• **Task objective**:
Write out every line of the material exactly as it appears.

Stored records
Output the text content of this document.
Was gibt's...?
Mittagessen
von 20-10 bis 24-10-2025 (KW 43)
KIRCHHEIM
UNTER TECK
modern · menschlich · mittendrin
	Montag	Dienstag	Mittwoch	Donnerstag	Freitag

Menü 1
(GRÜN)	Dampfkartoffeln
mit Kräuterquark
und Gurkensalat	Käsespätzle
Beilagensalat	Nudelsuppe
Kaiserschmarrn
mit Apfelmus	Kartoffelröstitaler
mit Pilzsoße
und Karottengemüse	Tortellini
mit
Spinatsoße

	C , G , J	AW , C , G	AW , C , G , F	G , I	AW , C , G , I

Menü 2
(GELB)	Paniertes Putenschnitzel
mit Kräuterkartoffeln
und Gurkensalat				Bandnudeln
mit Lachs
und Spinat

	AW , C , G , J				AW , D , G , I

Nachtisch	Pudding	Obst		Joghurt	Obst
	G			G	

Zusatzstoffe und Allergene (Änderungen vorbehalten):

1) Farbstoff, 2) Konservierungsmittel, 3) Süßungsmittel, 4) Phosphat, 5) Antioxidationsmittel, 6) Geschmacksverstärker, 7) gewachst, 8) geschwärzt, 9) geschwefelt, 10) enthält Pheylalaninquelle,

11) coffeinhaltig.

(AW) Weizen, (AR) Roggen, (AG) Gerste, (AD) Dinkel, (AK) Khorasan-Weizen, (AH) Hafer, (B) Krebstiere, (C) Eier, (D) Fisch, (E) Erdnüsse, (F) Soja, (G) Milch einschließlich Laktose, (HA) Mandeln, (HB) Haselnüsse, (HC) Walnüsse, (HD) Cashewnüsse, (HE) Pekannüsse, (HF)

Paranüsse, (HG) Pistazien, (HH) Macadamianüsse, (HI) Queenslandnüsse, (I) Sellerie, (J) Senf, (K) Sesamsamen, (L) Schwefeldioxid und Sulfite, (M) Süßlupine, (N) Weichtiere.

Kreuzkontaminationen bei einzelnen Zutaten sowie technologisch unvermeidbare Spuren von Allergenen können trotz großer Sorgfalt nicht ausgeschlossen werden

• **The response**:
Output the text content of this document.
Was gibt's...?
Mittagessen
von 20-10 bis 24-10-2025 (KW 43)
KIRCHHEIM
UNTER TECK
modern · menschlich · mittendrin
	Montag	Dienstag	Mittwoch	Donnerstag	Freitag

Menü 1
(GRÜN)	Dampfkartoffeln
mit Kräuterquark
und Gurkensalat	Käsespätzle
Beilagensalat	Nudelsuppe
Kaiserschmarrn
mit Apfelmus	Kartoffelröstitaler
mit Pilzsoße
und Karottengemüse	Tortellini
mit
Spinatsoße

	C , G , J	AW , C , G	AW , C , G , F	G , I	AW , C , G , I

Menü 2
(GELB)	Paniertes Putenschnitzel
mit Kräuterkartoffeln
und Gurkensalat				Bandnudeln
mit Lachs
und Spinat

	AW , C , G , J				AW , D , G , I

Nachtisch	Pudding	Obst		Joghurt	Obst
	G			G	

Zusatzstoffe und Allergene (Änderungen vorbehalten):

1) Farbstoff, 2) Konservierungsmittel, 3) Süßungsmittel, 4) Phosphat, 5) Antioxidationsmittel, 6) Geschmacksverstärker, 7) gewachst, 8) geschwärzt, 9) geschwefelt, 10) enthält Pheylalaninquelle,

11) coffeinhaltig.

(AW) Weizen, (AR) Roggen, (AG) Gerste, (AD) Dinkel, (AK) Khorasan-Weizen, (AH) Hafer, (B) Krebstiere, (C) Eier, (D) Fisch, (E) Erdnüsse, (F) Soja, (G) Milch einschließlich Laktose, (HA) Mandeln, (HB) Haselnüsse, (HC) Walnüsse, (HD) Cashewnüsse, (HE) Pekannüsse, (HF)

Paranüsse, (HG) Pistazien, (HH) Macadamianüsse, (HI) Queenslandnüsse, (I) Sellerie, (J) Senf, (K) Sesamsamen, (L) Schwefeldioxid und Sulfite, (M) Süßlupine, (N) Weichtiere.

Kreuzkontaminationen bei einzelnen Zutaten sowie technologisch unvermeidbare Spuren von Allergenen können trotz großer Sorgfalt nicht ausgeschlossen werden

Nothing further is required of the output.